Aim of the exercise:
The exercise asks you to copy every line below in which "background" appears.

Data provided:
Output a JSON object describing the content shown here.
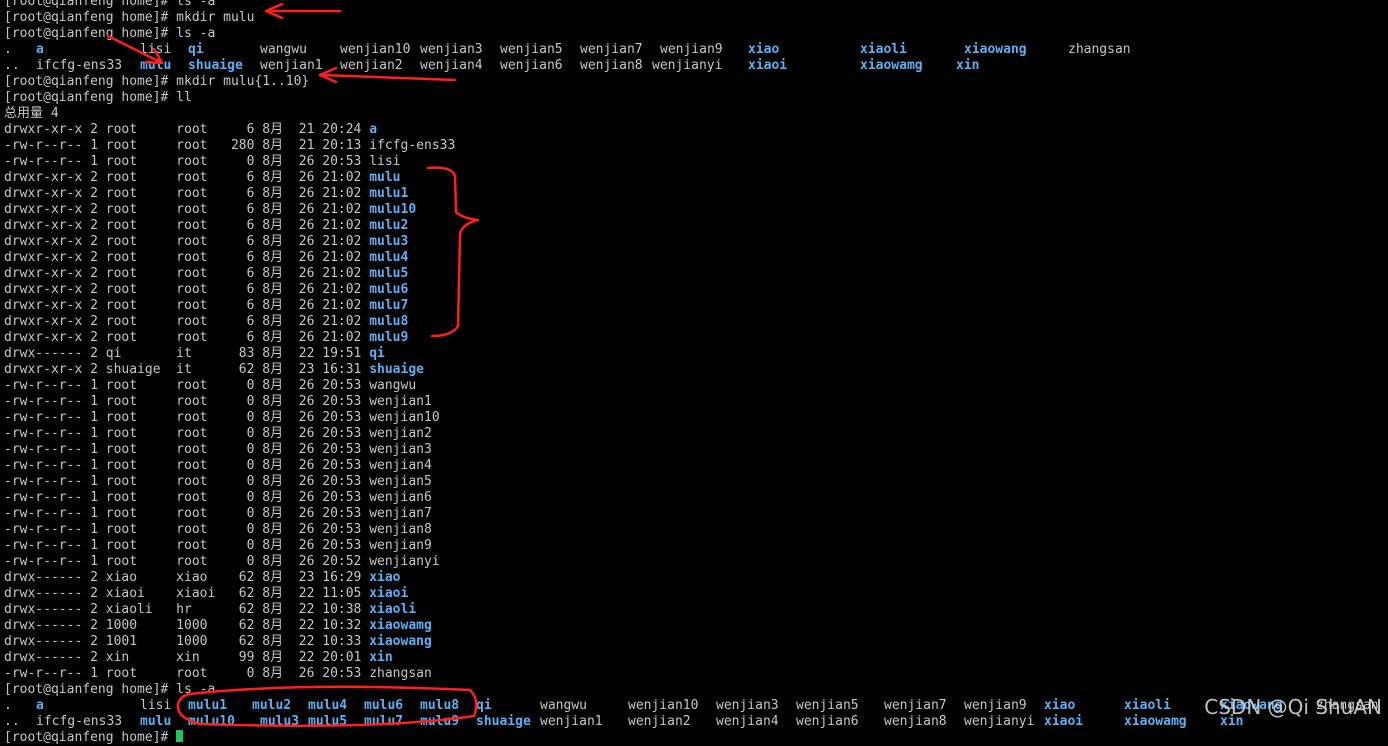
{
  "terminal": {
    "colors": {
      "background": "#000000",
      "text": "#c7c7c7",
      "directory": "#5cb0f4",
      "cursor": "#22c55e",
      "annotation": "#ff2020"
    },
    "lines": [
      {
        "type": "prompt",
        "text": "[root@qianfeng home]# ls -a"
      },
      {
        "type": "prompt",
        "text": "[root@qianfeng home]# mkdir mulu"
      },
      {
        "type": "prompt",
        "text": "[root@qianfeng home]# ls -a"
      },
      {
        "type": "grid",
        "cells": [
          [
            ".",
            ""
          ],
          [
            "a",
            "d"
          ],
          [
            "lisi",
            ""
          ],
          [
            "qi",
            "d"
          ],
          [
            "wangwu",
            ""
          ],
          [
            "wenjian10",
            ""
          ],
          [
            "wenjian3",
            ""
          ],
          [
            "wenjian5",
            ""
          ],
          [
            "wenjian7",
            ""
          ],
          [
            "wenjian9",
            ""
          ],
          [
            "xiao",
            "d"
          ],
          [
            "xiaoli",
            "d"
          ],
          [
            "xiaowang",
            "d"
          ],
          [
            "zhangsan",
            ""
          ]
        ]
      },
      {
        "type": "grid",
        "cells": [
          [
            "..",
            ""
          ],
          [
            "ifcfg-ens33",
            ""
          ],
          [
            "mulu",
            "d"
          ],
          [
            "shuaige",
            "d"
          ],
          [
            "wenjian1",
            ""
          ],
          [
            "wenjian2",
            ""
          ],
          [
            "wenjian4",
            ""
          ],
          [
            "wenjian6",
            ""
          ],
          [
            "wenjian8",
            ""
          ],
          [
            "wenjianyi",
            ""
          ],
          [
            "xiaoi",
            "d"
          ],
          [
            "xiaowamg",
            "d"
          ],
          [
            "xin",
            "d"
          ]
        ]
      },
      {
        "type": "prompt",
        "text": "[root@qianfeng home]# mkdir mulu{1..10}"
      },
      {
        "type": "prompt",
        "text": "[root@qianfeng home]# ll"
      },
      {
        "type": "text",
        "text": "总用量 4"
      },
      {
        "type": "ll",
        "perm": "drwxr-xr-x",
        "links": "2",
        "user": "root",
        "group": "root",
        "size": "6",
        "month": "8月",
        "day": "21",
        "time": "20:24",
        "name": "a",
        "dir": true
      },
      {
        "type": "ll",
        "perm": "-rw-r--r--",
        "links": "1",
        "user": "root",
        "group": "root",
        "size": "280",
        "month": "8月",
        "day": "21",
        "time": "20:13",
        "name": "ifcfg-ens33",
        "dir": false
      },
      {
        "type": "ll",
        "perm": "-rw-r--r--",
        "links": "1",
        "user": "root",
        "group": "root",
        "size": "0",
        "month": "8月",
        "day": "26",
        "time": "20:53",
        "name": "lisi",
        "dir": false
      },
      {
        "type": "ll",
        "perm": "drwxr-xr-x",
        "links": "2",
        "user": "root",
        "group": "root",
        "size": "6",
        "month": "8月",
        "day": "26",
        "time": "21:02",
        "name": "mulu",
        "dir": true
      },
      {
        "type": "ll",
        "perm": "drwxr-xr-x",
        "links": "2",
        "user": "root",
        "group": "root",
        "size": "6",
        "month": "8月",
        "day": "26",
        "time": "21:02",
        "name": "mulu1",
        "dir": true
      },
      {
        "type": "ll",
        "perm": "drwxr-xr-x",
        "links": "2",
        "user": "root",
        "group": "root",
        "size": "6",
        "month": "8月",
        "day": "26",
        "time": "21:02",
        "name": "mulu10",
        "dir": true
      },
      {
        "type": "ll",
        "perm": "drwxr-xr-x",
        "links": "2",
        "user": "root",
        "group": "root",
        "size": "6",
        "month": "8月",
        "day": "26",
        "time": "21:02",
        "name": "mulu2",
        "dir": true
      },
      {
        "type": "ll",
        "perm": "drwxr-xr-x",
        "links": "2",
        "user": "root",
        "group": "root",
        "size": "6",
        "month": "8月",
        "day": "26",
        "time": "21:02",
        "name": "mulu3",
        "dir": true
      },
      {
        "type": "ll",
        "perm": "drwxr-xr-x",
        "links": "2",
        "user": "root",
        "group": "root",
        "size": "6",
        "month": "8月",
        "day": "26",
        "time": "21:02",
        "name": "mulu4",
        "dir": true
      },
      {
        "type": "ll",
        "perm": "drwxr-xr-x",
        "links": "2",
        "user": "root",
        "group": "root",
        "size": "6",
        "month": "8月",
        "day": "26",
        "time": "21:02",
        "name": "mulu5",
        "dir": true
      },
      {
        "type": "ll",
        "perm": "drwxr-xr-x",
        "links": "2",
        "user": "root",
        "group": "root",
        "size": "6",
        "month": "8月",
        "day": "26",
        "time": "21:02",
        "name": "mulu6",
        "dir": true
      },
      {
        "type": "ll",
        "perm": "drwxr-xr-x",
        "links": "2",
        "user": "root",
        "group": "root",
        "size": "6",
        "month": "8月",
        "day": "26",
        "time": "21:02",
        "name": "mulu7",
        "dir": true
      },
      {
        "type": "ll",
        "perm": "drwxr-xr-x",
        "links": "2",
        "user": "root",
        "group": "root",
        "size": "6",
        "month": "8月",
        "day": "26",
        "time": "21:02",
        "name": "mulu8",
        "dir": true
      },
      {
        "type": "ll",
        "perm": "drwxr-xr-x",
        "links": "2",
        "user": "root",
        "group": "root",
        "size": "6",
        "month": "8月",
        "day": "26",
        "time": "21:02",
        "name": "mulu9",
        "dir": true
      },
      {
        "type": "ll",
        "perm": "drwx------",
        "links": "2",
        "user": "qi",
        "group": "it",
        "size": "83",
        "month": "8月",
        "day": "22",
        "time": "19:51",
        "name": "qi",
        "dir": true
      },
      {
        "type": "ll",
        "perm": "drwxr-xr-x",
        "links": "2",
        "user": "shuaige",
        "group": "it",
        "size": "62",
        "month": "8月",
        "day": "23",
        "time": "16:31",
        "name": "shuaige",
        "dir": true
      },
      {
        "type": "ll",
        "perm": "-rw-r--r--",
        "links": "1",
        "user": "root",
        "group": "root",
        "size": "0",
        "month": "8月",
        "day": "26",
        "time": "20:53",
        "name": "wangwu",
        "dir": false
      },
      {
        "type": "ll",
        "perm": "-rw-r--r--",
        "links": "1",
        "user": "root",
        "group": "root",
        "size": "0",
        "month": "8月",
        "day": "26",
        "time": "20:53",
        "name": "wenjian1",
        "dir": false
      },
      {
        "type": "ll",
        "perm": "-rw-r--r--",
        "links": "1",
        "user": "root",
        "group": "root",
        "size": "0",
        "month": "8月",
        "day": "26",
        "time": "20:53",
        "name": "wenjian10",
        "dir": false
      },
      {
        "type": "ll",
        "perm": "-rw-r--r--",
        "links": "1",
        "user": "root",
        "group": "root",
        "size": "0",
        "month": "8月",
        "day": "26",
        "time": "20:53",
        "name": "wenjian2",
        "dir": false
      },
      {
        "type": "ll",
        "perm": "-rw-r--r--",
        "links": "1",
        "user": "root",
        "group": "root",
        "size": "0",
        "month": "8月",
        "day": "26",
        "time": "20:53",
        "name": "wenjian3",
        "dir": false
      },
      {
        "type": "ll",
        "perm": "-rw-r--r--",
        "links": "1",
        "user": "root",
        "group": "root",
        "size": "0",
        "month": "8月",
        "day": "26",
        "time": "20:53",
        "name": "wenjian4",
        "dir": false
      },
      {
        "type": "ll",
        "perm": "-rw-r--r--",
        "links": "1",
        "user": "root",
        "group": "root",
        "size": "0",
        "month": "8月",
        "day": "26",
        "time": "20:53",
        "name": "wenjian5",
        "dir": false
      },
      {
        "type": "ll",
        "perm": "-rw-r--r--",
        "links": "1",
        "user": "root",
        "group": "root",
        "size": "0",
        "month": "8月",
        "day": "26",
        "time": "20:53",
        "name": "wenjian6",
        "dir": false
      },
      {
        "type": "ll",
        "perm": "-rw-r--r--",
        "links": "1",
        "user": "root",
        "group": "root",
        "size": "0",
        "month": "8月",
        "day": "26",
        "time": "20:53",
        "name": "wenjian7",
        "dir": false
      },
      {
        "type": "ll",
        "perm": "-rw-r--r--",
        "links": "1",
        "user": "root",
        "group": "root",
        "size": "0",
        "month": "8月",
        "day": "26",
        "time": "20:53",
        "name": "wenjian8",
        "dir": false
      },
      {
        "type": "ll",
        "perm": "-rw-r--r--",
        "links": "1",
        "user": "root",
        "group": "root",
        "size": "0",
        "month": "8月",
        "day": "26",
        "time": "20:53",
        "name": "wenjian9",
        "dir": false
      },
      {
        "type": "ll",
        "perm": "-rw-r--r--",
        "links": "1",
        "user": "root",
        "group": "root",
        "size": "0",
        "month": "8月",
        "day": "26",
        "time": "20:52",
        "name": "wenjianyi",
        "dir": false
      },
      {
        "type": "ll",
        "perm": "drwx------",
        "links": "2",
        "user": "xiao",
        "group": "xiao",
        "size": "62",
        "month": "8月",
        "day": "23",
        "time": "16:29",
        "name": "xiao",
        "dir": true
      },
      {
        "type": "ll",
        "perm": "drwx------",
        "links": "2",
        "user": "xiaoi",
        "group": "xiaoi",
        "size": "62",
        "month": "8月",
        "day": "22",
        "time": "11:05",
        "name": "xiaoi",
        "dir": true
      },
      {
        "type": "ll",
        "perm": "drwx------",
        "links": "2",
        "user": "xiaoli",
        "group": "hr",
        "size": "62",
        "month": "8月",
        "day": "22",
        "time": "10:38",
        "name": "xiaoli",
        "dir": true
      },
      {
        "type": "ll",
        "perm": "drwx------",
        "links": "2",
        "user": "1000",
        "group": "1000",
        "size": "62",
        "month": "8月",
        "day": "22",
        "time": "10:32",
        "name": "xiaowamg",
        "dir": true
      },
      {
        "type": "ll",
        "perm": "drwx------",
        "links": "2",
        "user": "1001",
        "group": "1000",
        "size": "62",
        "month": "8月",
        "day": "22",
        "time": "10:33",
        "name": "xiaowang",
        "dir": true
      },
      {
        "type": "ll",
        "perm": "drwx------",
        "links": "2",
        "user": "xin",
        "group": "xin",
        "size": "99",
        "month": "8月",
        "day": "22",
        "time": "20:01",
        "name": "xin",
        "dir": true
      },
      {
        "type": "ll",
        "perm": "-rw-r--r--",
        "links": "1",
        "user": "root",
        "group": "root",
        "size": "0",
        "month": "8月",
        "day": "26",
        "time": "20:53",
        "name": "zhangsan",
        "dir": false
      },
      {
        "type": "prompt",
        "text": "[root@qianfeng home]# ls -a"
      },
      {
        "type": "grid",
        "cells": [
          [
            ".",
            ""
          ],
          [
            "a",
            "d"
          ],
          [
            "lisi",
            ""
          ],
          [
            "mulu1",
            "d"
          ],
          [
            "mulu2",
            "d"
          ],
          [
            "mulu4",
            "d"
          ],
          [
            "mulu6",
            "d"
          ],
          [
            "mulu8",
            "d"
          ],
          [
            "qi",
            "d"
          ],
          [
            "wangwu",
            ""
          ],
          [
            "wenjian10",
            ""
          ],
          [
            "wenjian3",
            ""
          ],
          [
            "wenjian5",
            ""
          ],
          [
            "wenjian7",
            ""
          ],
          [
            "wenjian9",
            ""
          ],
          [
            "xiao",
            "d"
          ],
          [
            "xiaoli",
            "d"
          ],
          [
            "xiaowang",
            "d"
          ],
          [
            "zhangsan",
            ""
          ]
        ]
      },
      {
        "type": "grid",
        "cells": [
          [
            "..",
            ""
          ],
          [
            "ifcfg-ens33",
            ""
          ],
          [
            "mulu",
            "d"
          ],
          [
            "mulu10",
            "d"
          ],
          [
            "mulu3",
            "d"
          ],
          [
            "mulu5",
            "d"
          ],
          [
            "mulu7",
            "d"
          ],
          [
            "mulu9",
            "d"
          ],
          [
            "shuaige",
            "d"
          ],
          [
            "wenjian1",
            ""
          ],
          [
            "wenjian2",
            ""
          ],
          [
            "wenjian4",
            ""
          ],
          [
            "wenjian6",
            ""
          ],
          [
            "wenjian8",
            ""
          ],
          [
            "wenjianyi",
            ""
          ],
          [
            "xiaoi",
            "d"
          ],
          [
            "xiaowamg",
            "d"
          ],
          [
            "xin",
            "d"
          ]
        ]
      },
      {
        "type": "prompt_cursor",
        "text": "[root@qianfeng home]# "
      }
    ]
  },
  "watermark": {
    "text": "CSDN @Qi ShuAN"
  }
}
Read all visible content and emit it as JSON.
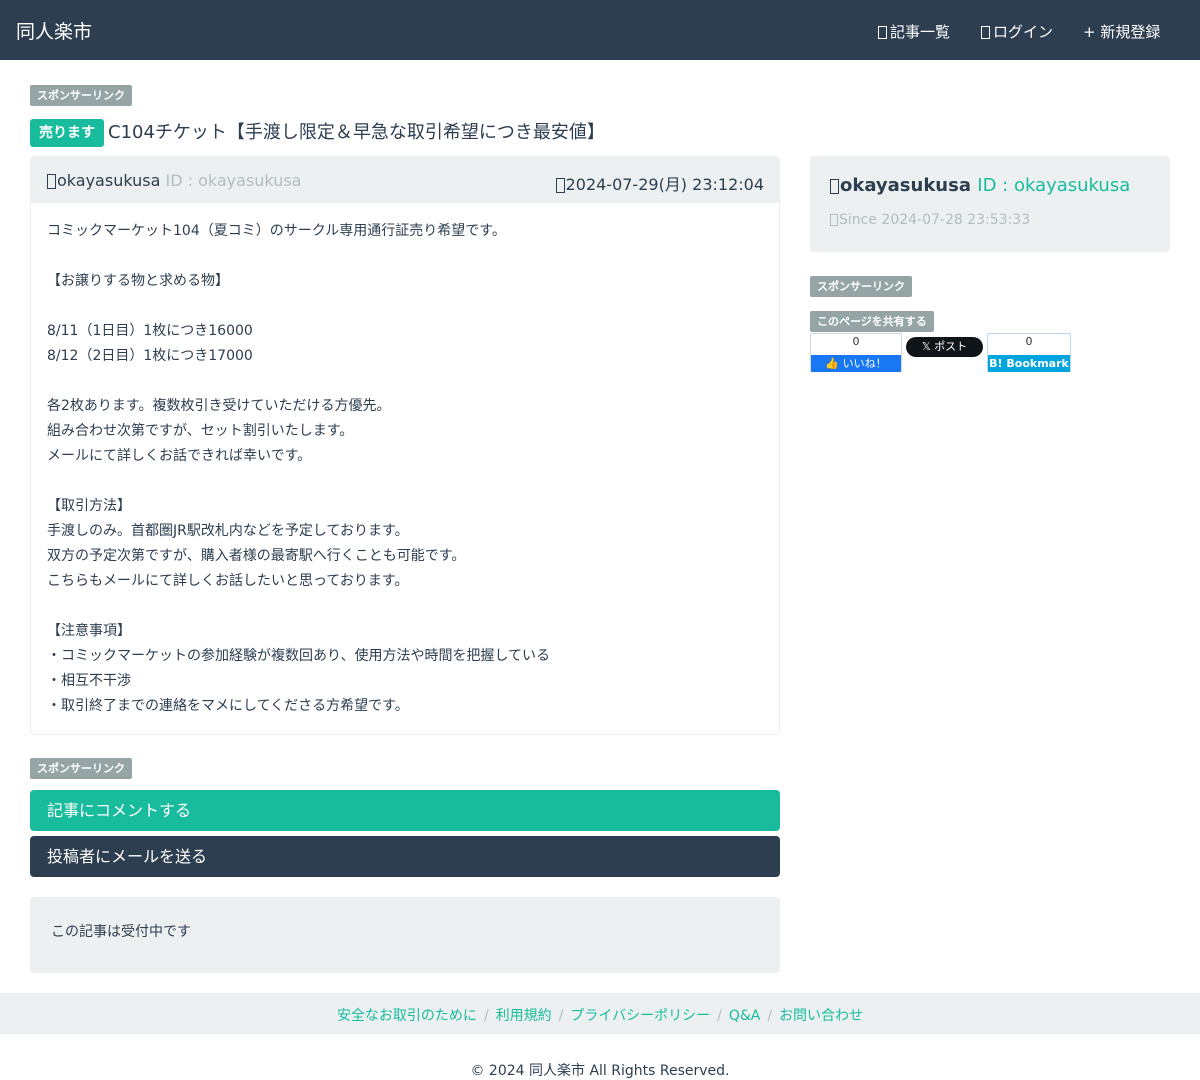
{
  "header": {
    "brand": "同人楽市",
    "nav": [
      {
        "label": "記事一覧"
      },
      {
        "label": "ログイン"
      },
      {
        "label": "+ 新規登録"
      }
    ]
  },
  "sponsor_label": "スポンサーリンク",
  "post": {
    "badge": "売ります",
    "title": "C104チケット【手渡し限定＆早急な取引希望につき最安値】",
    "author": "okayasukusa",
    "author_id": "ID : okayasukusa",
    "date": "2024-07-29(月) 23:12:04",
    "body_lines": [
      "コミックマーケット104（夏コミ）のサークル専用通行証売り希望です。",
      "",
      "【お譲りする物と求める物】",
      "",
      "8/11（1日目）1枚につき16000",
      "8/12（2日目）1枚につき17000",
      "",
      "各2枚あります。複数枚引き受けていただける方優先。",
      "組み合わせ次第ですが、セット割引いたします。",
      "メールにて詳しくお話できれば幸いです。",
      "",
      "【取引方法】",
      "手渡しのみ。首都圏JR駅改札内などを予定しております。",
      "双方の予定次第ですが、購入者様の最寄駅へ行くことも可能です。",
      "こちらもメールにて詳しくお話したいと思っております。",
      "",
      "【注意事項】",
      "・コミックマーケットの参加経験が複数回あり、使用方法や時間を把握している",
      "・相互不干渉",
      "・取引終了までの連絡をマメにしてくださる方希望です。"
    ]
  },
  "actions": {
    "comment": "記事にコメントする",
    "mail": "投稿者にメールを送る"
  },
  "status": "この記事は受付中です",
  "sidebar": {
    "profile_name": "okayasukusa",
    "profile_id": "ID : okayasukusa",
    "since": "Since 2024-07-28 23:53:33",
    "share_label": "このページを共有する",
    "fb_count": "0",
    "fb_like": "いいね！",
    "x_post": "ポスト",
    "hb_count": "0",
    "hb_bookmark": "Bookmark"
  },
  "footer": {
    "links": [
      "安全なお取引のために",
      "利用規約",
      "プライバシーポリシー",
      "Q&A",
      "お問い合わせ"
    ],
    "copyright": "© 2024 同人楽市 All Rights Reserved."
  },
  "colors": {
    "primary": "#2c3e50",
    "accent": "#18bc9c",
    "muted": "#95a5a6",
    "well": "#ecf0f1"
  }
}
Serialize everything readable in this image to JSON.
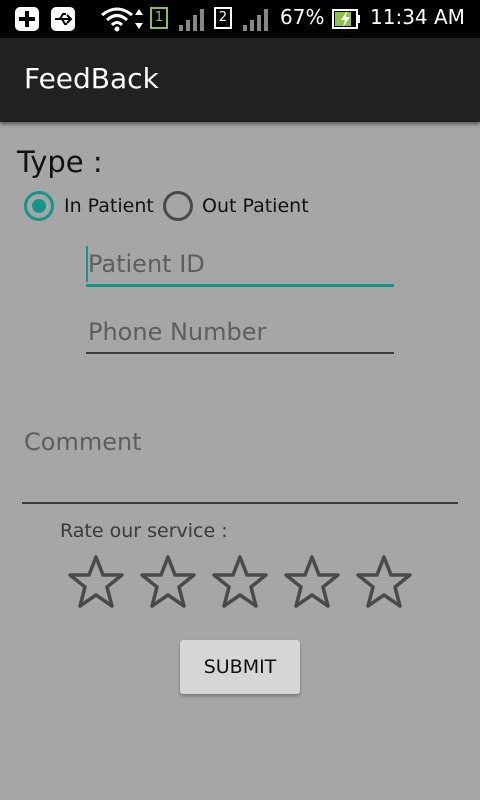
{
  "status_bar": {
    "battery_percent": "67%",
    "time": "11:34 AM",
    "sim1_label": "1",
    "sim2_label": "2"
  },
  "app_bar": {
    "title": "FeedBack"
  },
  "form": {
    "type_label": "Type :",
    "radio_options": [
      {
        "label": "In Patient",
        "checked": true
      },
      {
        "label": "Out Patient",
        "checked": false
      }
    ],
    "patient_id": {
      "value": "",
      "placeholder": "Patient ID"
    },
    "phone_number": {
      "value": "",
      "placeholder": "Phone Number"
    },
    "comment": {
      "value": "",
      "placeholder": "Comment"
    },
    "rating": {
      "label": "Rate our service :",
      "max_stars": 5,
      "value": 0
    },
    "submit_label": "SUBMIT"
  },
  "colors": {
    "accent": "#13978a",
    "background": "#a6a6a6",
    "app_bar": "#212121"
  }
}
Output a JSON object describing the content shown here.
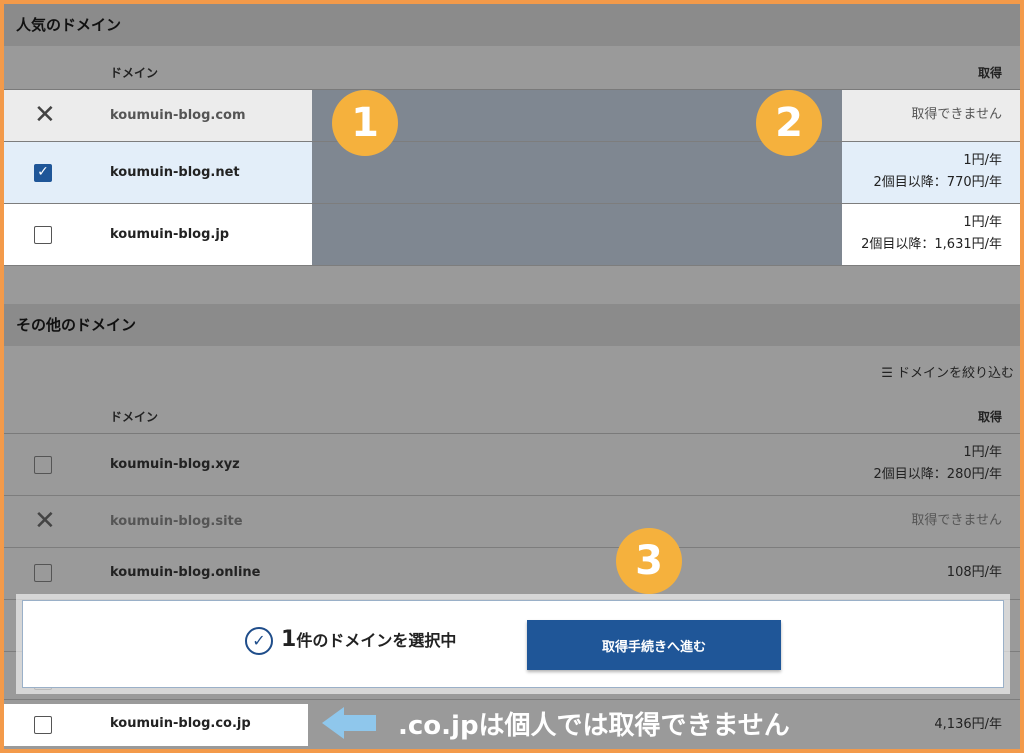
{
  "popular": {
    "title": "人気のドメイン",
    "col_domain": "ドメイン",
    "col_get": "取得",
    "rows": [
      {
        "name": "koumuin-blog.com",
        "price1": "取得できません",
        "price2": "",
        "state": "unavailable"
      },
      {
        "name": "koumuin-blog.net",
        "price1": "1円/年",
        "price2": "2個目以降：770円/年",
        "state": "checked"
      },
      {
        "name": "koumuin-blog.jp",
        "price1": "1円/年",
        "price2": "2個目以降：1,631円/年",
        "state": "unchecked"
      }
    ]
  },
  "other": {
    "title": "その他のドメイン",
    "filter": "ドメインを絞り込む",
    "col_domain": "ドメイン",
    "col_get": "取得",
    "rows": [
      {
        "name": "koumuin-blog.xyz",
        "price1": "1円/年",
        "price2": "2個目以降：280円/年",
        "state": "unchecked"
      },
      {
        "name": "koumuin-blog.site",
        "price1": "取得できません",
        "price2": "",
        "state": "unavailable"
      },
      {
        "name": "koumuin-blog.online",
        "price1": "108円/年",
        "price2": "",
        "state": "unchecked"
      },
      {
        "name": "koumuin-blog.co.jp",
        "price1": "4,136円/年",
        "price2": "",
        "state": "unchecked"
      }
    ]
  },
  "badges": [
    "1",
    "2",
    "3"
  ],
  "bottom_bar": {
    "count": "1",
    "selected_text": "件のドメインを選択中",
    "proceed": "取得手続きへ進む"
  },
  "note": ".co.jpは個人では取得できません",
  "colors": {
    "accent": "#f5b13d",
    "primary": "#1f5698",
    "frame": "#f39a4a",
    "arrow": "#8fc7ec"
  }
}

Result:
      "background": "#000000",
    "background": "#a6a6a6",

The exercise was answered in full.